EXERCISE AIM:
Scan the records and identify every line in which the string "this" occurs, then return those lines.

RECORDED INFORMATION:

* START *

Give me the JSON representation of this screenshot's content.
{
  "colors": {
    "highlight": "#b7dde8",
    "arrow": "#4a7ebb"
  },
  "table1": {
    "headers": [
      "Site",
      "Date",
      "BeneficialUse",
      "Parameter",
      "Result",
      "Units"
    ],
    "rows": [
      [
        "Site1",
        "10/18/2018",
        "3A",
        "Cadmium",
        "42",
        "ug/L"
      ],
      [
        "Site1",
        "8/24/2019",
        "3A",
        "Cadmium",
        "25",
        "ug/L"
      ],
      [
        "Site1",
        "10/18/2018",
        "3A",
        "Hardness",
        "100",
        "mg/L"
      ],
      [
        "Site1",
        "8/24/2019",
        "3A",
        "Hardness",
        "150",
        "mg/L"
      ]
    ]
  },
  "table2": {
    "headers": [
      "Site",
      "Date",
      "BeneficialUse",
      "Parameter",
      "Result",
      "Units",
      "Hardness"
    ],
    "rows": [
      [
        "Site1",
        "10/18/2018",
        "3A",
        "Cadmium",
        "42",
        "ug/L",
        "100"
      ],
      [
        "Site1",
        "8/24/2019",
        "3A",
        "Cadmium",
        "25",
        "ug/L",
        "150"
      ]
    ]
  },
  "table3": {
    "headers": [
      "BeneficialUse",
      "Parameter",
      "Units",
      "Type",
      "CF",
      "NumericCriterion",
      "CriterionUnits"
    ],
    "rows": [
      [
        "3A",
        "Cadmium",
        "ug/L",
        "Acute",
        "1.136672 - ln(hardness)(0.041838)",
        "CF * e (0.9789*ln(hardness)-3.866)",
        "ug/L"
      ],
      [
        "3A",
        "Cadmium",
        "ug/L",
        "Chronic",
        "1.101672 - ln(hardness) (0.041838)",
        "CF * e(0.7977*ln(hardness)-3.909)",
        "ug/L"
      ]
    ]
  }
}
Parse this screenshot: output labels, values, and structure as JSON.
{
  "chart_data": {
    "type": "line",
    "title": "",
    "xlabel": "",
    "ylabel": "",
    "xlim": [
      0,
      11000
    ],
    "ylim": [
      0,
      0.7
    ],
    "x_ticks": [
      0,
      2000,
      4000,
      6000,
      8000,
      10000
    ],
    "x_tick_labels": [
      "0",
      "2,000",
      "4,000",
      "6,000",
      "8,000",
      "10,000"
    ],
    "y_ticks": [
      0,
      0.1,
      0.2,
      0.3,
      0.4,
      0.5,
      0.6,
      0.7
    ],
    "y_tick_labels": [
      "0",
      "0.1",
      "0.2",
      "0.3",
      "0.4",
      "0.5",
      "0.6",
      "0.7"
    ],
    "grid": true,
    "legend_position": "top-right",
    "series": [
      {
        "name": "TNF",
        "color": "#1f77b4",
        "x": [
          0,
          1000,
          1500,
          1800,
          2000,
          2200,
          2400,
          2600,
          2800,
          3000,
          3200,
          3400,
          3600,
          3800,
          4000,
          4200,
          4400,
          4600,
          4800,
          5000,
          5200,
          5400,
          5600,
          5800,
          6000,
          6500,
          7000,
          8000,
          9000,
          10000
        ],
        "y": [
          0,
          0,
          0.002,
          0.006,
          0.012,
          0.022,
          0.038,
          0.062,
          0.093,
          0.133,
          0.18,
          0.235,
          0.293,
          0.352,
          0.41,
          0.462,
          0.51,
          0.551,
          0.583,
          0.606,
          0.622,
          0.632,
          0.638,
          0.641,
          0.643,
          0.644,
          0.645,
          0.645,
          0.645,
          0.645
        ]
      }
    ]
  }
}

* END *

TASK OUTPUT:
Give me the JSON representation of this screenshot's content.
Parse this screenshot: output labels, values, and structure as JSON.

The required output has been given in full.